Work to be completed:
In the records below, find each line containing the word "училища" and copy it.

Data to use:

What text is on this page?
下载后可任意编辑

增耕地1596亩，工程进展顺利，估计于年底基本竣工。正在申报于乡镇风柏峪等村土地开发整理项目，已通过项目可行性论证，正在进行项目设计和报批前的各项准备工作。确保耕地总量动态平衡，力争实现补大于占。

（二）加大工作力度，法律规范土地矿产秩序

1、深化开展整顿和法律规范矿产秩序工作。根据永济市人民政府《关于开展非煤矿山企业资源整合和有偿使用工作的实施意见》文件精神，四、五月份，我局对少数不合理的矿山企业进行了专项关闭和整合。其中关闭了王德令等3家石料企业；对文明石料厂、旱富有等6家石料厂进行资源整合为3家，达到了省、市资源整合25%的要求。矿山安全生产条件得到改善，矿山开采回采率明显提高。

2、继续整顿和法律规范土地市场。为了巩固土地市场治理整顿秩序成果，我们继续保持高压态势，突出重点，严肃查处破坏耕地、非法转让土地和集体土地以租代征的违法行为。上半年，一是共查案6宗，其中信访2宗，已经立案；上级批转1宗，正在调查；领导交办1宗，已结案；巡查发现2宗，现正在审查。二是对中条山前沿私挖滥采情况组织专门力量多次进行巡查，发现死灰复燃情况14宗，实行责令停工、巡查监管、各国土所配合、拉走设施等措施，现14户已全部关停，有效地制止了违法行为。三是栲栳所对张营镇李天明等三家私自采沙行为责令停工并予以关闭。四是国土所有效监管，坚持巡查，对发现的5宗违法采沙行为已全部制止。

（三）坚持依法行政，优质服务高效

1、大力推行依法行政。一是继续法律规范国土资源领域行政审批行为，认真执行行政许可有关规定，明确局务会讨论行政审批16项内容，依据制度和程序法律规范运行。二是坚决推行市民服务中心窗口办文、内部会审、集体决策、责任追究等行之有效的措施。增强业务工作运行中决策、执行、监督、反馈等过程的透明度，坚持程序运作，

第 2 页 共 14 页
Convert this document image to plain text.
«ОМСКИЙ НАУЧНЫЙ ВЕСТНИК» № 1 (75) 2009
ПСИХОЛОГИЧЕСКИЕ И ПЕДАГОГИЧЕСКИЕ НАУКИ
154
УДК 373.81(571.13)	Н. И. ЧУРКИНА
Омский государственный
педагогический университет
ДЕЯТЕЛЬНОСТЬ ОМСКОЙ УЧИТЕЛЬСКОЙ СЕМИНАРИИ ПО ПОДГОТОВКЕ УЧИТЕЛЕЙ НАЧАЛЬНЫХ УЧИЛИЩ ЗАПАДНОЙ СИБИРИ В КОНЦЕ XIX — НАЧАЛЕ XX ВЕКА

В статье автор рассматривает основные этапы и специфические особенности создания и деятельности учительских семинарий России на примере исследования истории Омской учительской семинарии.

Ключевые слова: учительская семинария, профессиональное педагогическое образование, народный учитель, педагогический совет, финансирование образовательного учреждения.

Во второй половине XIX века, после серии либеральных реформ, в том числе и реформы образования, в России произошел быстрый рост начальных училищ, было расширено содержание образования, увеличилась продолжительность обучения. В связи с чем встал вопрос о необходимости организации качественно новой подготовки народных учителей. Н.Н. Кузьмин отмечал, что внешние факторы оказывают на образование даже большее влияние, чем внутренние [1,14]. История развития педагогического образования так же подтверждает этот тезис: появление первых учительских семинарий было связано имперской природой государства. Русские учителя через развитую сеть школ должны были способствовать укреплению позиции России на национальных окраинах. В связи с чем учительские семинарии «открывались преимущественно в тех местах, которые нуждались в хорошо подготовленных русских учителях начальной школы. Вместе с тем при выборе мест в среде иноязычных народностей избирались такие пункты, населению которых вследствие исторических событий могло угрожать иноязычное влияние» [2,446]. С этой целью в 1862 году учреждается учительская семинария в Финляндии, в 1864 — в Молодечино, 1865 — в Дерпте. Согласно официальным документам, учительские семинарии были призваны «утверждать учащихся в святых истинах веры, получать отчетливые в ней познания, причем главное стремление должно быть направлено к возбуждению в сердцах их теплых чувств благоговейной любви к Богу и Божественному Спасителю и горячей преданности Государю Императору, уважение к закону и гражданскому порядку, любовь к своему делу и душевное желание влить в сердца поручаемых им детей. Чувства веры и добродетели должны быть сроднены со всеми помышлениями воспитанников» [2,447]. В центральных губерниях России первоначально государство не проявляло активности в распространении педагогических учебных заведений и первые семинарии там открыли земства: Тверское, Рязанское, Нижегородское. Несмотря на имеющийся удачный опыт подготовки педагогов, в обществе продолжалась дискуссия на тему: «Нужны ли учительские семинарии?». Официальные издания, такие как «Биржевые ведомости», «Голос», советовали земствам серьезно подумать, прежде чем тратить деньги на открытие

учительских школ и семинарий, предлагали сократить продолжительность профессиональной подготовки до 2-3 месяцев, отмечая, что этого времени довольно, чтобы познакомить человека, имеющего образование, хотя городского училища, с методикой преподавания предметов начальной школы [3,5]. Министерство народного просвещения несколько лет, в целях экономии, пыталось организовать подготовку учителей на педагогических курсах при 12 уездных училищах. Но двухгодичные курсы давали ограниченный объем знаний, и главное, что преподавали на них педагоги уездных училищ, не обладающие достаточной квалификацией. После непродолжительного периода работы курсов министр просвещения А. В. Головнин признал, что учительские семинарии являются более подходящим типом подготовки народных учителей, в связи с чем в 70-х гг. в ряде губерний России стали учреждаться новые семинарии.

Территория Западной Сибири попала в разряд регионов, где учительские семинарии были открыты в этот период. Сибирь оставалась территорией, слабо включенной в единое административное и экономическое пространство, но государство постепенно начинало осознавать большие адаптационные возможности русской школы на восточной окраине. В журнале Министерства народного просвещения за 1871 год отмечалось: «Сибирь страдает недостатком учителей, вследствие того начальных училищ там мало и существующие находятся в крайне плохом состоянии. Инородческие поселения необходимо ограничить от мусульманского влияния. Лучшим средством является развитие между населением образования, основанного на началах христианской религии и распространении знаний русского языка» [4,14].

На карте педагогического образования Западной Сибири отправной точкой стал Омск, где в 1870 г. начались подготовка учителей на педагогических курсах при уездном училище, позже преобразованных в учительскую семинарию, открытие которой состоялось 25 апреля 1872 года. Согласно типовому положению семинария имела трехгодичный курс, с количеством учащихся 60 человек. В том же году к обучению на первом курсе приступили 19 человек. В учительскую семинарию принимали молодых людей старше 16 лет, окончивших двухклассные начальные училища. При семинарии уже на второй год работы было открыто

The answer:
учительских школ и семинарий, предлагали сократить продолжительность профессиональной подготовки до 2-3 месяцев, отмечая, что этого времени довольно, чтобы познакомить человека, имеющего образование, хотя городского училища, с методикой преподавания предметов начальной школы [3,5]. Министерство народного просвещения несколько лет, в целях экономии, пыталось организовать подготовку учителей на педагогических курсах при 12 уездных училищах. Но двухгодичные курсы давали ограниченный объем знаний, и главное, что преподавали на них педагоги уездных училищ, не обладающие достаточной квалификацией. После непродолжительного периода работы курсов министр просвещения А. В. Головнин признал, что учительские семинарии являются более подходящим типом подготовки народных учителей, в связи с чем в 70-х гг. в ряде губерний России стали учреждаться новые семинарии.
На карте педагогического образования Западной Сибири отправной точкой стал Омск, где в 1870 г. начались подготовка учителей на педагогических курсах при уездном училище, позже преобразованных в учительскую семинарию, открытие которой состоялось 25 апреля 1872 года. Согласно типовому положению семинария имела трехгодичный курс, с количеством учащихся 60 человек. В том же году к обучению на первом курсе приступили 19 человек. В учительскую семинарию принимали молодых людей старше 16 лет, окончивших двухклассные начальные училища. При семинарии уже на второй год работы было открыто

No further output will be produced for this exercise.